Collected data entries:

** Start **

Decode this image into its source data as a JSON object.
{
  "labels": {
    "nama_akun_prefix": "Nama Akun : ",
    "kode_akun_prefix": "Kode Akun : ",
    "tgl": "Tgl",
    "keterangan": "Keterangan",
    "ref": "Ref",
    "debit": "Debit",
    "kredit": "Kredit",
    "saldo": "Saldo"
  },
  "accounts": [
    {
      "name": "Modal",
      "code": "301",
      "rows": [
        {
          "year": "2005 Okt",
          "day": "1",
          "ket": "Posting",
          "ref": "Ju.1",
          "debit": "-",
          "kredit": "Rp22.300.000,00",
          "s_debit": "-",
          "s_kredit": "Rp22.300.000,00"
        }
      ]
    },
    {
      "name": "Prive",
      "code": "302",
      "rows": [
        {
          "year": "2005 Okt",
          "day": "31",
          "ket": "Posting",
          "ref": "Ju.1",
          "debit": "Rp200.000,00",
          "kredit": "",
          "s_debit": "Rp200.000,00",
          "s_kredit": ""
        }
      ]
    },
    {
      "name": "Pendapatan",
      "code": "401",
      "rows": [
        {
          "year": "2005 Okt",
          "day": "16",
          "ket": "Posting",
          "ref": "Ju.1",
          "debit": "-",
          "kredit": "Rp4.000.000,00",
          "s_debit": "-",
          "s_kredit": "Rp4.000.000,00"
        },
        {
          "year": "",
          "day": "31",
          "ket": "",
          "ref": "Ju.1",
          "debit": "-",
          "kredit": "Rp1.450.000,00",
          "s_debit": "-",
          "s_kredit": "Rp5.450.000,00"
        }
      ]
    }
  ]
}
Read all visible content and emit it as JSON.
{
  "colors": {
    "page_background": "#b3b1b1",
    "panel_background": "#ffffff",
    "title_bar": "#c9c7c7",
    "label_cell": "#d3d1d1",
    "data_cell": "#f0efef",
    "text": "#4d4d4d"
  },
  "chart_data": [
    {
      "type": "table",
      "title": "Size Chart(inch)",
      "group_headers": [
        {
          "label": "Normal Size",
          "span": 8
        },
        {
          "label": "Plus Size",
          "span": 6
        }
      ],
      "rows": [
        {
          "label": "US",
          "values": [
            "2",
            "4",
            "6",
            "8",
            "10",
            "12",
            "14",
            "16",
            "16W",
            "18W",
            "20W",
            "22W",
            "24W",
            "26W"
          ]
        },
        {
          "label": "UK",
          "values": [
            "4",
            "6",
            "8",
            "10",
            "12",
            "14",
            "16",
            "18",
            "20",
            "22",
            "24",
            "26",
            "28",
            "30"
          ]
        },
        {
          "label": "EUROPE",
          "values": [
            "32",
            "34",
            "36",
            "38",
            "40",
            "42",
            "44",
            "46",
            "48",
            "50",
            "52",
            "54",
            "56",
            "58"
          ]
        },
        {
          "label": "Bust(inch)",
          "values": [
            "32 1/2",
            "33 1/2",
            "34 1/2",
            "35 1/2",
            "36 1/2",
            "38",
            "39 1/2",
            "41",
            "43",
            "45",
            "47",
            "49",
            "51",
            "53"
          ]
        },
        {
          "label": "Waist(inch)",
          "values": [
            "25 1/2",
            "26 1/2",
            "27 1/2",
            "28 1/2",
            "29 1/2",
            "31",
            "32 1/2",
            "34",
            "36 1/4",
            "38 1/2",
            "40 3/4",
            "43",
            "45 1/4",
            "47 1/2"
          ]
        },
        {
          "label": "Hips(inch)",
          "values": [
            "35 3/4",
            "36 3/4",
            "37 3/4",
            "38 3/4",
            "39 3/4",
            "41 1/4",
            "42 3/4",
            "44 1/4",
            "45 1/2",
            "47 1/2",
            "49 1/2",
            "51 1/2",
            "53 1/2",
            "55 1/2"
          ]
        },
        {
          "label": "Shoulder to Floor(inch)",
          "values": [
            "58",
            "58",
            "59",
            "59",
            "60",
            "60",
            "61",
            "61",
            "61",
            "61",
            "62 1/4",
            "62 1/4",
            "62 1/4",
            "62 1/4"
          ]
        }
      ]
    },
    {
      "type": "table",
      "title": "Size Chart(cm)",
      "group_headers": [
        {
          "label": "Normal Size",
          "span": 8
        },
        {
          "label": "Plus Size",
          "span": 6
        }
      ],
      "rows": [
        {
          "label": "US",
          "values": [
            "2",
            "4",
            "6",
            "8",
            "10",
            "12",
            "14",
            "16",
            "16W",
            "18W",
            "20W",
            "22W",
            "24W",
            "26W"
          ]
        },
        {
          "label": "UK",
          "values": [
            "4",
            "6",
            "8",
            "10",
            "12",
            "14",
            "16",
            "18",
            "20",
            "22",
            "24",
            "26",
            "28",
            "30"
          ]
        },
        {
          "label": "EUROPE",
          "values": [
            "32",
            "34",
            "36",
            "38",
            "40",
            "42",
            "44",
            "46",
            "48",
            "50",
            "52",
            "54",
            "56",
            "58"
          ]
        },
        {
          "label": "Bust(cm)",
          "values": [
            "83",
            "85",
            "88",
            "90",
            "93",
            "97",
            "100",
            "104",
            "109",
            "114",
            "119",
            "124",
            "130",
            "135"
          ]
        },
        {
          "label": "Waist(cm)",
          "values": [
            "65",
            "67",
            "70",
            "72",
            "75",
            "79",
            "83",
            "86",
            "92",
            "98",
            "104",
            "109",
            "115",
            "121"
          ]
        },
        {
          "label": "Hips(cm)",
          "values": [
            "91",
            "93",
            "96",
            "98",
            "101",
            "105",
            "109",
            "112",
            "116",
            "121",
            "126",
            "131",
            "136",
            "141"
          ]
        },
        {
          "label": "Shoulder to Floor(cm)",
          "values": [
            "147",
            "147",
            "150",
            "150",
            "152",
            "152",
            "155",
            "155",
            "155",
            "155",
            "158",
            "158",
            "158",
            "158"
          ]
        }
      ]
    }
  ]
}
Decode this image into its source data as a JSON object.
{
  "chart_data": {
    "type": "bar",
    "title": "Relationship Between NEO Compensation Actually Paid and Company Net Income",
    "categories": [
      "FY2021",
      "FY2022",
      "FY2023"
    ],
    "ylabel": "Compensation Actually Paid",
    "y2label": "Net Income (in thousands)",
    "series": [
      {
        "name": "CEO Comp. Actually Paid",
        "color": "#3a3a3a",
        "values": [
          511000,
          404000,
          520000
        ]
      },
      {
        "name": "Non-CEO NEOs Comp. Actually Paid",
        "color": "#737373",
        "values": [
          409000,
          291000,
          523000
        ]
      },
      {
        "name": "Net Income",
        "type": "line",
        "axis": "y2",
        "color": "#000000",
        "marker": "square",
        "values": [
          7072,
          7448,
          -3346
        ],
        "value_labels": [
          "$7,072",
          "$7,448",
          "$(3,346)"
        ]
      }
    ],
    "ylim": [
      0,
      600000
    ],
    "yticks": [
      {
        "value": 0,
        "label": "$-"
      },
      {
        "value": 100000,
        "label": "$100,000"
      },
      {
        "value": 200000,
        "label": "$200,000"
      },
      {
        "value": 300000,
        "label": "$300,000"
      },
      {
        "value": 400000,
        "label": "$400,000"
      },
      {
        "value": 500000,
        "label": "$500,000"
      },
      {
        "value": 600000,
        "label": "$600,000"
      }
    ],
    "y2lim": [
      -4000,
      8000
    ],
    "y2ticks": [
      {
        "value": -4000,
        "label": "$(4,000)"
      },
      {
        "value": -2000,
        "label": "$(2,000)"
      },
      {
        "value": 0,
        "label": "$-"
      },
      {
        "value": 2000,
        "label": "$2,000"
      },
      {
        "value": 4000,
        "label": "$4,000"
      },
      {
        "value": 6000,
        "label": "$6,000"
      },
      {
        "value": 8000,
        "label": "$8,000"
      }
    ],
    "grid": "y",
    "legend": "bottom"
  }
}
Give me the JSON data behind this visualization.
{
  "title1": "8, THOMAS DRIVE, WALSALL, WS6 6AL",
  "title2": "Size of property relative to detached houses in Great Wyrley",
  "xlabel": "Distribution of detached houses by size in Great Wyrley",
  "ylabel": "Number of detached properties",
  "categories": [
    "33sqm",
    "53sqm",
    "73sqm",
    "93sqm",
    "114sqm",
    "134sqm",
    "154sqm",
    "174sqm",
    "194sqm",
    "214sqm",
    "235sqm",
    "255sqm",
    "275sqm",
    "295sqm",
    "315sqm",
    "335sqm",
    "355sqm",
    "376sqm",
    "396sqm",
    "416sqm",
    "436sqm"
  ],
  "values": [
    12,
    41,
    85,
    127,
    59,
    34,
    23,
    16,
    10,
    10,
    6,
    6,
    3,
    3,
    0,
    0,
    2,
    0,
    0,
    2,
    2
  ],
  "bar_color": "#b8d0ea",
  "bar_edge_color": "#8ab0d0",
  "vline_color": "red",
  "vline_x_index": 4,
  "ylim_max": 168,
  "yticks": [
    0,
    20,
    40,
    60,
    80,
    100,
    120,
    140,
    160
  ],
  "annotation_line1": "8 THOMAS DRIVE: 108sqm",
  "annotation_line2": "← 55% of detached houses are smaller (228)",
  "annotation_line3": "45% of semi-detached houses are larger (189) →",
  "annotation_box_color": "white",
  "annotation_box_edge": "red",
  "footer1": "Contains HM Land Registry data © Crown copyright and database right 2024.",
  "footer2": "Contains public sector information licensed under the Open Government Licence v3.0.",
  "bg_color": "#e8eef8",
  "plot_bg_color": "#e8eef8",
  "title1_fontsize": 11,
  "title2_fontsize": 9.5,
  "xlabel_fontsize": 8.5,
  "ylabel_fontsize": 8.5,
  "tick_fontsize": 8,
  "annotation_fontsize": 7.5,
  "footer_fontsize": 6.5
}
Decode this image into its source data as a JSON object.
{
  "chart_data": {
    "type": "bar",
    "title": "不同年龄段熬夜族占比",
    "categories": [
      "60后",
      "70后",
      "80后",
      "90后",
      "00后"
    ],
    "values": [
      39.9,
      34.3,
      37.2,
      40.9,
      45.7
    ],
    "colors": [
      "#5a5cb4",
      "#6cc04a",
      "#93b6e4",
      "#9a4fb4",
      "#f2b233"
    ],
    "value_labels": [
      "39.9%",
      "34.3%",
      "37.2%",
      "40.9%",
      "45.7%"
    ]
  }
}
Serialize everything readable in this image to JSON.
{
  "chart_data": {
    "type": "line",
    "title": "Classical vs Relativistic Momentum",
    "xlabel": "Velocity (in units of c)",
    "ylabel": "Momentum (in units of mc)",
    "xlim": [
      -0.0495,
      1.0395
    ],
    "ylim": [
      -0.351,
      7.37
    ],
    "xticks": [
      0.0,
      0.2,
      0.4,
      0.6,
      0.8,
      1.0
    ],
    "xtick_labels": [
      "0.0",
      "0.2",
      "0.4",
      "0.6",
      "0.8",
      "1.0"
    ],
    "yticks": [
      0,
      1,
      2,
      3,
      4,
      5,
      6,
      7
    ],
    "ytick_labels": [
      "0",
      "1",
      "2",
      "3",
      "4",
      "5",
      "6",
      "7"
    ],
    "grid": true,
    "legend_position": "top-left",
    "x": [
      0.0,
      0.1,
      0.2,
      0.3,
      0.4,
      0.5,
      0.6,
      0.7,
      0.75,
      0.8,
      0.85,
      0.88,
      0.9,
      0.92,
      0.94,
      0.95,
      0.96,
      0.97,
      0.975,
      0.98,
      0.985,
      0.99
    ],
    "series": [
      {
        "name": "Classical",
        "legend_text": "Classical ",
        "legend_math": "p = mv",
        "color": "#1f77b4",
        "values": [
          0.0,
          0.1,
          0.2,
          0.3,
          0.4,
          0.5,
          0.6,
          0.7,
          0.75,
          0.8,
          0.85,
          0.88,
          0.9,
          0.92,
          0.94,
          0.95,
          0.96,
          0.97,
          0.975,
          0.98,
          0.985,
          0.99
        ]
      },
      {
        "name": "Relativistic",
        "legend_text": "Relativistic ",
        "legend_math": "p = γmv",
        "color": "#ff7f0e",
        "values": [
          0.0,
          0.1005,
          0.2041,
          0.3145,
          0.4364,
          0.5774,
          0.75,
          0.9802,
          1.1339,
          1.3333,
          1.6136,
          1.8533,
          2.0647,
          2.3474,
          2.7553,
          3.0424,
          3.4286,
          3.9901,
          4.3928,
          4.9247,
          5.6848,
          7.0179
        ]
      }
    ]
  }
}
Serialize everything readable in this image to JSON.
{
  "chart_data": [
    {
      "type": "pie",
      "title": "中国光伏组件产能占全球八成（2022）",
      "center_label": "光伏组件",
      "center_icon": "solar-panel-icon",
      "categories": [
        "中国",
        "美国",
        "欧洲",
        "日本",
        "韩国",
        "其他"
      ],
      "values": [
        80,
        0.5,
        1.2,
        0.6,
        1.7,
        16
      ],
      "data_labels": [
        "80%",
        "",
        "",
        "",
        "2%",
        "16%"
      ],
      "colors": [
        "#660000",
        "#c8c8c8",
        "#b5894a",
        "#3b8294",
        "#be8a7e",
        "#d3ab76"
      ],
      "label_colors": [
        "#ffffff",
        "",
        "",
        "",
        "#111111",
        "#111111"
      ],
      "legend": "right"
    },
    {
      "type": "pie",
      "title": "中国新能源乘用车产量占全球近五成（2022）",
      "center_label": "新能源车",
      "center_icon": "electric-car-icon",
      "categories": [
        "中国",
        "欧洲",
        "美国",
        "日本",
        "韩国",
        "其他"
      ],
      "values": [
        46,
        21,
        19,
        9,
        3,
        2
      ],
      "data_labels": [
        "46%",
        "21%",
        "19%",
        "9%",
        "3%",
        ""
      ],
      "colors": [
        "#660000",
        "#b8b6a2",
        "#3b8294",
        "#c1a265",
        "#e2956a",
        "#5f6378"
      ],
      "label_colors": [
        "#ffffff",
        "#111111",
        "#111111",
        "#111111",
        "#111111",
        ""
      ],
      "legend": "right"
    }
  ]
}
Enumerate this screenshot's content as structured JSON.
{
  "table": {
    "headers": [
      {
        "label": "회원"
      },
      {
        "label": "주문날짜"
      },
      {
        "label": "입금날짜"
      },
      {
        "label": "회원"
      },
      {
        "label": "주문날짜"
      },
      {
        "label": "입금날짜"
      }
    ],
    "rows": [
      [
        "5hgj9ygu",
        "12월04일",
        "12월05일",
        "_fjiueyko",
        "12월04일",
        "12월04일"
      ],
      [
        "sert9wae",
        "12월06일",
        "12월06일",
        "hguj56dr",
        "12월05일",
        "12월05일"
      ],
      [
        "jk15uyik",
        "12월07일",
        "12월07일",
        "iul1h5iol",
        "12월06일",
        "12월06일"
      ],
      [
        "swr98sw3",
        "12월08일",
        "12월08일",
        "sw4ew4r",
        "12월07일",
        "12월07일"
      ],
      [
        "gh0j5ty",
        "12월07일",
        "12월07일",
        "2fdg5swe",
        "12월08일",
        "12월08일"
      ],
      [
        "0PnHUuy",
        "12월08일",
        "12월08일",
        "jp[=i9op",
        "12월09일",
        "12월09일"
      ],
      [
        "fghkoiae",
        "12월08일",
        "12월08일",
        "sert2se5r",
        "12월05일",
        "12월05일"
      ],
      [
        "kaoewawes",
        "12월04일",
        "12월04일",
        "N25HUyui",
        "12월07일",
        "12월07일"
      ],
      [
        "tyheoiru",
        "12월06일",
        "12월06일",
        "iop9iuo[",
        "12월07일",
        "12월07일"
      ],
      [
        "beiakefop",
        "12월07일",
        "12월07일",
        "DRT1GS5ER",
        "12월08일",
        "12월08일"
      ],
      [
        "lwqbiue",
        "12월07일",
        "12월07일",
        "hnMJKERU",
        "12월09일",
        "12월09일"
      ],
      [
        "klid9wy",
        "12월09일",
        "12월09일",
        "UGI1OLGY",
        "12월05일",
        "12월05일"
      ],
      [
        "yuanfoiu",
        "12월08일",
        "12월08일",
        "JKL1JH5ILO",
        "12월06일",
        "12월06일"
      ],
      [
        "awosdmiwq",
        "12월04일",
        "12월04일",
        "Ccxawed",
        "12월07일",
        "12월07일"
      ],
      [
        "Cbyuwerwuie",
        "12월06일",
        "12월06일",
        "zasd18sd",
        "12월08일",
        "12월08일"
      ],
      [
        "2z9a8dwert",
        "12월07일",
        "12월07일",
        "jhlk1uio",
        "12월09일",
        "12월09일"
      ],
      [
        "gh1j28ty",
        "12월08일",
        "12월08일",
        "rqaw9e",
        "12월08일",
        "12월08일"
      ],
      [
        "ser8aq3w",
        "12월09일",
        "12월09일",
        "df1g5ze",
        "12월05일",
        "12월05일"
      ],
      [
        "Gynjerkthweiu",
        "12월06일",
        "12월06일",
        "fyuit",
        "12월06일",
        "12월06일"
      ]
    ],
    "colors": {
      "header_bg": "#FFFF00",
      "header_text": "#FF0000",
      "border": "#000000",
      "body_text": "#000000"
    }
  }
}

** End **

Goal of the exercise:
Check each line of the records above for the string "Income", and report every line that has it.

Complete response:
    "title": "Relationship Between NEO Compensation Actually Paid and Company Net Income",
    "y2label": "Net Income (in thousands)",
        "name": "Net Income",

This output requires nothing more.